═══ Given records ═══

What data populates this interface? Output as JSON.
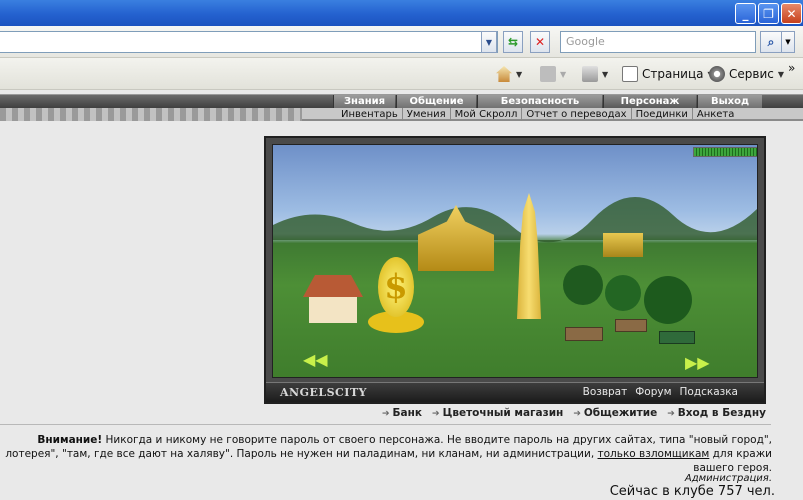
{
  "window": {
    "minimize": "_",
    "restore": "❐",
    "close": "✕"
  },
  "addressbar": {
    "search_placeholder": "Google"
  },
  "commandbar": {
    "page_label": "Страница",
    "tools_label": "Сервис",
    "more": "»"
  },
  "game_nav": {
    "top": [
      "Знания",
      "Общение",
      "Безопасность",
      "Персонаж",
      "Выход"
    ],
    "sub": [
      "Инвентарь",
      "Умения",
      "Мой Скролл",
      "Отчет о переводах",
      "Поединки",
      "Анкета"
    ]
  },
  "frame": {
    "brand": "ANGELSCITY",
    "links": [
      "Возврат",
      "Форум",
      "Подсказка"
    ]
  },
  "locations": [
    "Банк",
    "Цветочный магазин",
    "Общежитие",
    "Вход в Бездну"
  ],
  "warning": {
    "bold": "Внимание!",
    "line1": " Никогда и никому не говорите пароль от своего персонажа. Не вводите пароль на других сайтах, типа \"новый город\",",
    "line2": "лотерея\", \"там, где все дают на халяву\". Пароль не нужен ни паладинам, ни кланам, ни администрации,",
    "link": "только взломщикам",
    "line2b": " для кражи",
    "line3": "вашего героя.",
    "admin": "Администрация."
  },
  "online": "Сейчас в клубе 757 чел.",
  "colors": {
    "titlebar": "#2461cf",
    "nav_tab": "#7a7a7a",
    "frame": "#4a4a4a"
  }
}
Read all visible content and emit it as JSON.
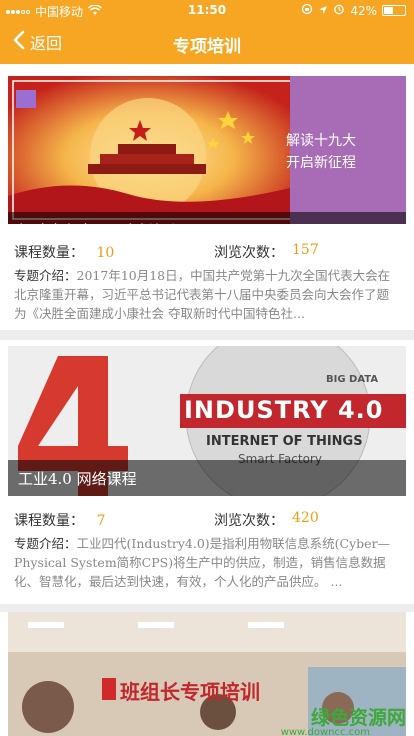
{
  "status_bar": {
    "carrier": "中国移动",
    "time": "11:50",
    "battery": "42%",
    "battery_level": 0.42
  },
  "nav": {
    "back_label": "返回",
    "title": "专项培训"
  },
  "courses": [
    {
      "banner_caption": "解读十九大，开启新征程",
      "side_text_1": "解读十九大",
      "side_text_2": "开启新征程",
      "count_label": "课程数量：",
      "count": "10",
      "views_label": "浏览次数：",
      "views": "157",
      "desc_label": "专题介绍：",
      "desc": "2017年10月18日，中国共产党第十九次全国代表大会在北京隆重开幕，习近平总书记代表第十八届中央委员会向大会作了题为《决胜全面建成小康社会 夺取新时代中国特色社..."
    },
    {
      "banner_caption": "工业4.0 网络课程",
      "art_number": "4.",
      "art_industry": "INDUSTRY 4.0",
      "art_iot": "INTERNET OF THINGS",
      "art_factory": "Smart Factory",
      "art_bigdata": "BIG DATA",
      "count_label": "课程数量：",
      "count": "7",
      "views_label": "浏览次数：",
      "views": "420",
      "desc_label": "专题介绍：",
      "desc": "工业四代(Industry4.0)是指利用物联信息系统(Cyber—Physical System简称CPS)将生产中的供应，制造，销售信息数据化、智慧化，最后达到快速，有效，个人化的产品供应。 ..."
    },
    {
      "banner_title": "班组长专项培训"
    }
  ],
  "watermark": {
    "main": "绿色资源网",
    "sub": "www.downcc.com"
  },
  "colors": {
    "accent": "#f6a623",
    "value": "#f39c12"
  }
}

═══

## Exercise
Output all of the entries verbatim, leaving out any images.

## Expected answer
What data populates this interface? Output as JSON.
{
  "window": {
    "minimize": "_",
    "restore": "❐",
    "close": "✕"
  },
  "addressbar": {
    "search_placeholder": "Google"
  },
  "commandbar": {
    "page_label": "Страница",
    "tools_label": "Сервис",
    "more": "»"
  },
  "game_nav": {
    "top": [
      "Знания",
      "Общение",
      "Безопасность",
      "Персонаж",
      "Выход"
    ],
    "sub": [
      "Инвентарь",
      "Умения",
      "Мой Скролл",
      "Отчет о переводах",
      "Поединки",
      "Анкета"
    ]
  },
  "frame": {
    "brand": "ANGELSCITY",
    "links": [
      "Возврат",
      "Форум",
      "Подсказка"
    ]
  },
  "locations": [
    "Банк",
    "Цветочный магазин",
    "Общежитие",
    "Вход в Бездну"
  ],
  "warning": {
    "bold": "Внимание!",
    "line1": " Никогда и никому не говорите пароль от своего персонажа. Не вводите пароль на других сайтах, типа \"новый город\",",
    "line2": "лотерея\", \"там, где все дают на халяву\". Пароль не нужен ни паладинам, ни кланам, ни администрации,",
    "link": "только взломщикам",
    "line2b": " для кражи",
    "line3": "вашего героя.",
    "admin": "Администрация."
  },
  "online": "Сейчас в клубе 757 чел.",
  "colors": {
    "titlebar": "#2461cf",
    "nav_tab": "#7a7a7a",
    "frame": "#4a4a4a"
  }
}
Read all visible content and emit it as JSON.
{
  "status_bar": {
    "carrier": "中国移动",
    "time": "11:50",
    "battery": "42%",
    "battery_level": 0.42
  },
  "nav": {
    "back_label": "返回",
    "title": "专项培训"
  },
  "courses": [
    {
      "banner_caption": "解读十九大，开启新征程",
      "side_text_1": "解读十九大",
      "side_text_2": "开启新征程",
      "count_label": "课程数量：",
      "count": "10",
      "views_label": "浏览次数：",
      "views": "157",
      "desc_label": "专题介绍：",
      "desc": "2017年10月18日，中国共产党第十九次全国代表大会在北京隆重开幕，习近平总书记代表第十八届中央委员会向大会作了题为《决胜全面建成小康社会 夺取新时代中国特色社..."
    },
    {
      "banner_caption": "工业4.0 网络课程",
      "art_number": "4.",
      "art_industry": "INDUSTRY 4.0",
      "art_iot": "INTERNET OF THINGS",
      "art_factory": "Smart Factory",
      "art_bigdata": "BIG DATA",
      "count_label": "课程数量：",
      "count": "7",
      "views_label": "浏览次数：",
      "views": "420",
      "desc_label": "专题介绍：",
      "desc": "工业四代(Industry4.0)是指利用物联信息系统(Cyber—Physical System简称CPS)将生产中的供应，制造，销售信息数据化、智慧化，最后达到快速，有效，个人化的产品供应。 ..."
    },
    {
      "banner_title": "班组长专项培训"
    }
  ],
  "watermark": {
    "main": "绿色资源网",
    "sub": "www.downcc.com"
  },
  "colors": {
    "accent": "#f6a623",
    "value": "#f39c12"
  }
}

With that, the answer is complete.